Set problem:
Restate every entry word for word.

● ● ● ● ● ● ●

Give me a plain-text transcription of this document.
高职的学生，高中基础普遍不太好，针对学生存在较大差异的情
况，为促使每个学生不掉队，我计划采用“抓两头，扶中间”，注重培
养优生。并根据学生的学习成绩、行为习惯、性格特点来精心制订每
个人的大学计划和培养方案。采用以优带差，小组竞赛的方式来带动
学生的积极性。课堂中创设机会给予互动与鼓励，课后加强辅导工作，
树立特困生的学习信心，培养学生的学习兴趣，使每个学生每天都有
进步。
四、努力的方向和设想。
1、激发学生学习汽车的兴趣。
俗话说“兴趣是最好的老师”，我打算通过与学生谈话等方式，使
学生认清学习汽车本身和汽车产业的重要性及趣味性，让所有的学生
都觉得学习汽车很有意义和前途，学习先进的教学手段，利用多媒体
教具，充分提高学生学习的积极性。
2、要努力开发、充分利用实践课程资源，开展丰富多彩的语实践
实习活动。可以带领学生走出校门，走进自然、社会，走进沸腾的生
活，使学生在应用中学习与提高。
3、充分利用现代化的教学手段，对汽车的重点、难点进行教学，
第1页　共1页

● ● ● ● ● ● ●

Result:
Give me a plain-text transcription of this document.
高职的学生，高中基础普遍不太好，针对学生存在较大差异的情
况，为促使每个学生不掉队，我计划采用“抓两头，扶中间”，注重培
养优生。并根据学生的学习成绩、行为习惯、性格特点来精心制订每
个人的大学计划和培养方案。采用以优带差，小组竞赛的方式来带动
学生的积极性。课堂中创设机会给予互动与鼓励，课后加强辅导工作，
树立特困生的学习信心，培养学生的学习兴趣，使每个学生每天都有
进步。
四、努力的方向和设想。
1、激发学生学习汽车的兴趣。
俗话说“兴趣是最好的老师”，我打算通过与学生谈话等方式，使
学生认清学习汽车本身和汽车产业的重要性及趣味性，让所有的学生
都觉得学习汽车很有意义和前途，学习先进的教学手段，利用多媒体
教具，充分提高学生学习的积极性。
2、要努力开发、充分利用实践课程资源，开展丰富多彩的语实践
实习活动。可以带领学生走出校门，走进自然、社会，走进沸腾的生
活，使学生在应用中学习与提高。
3、充分利用现代化的教学手段，对汽车的重点、难点进行教学，
第1页　共1页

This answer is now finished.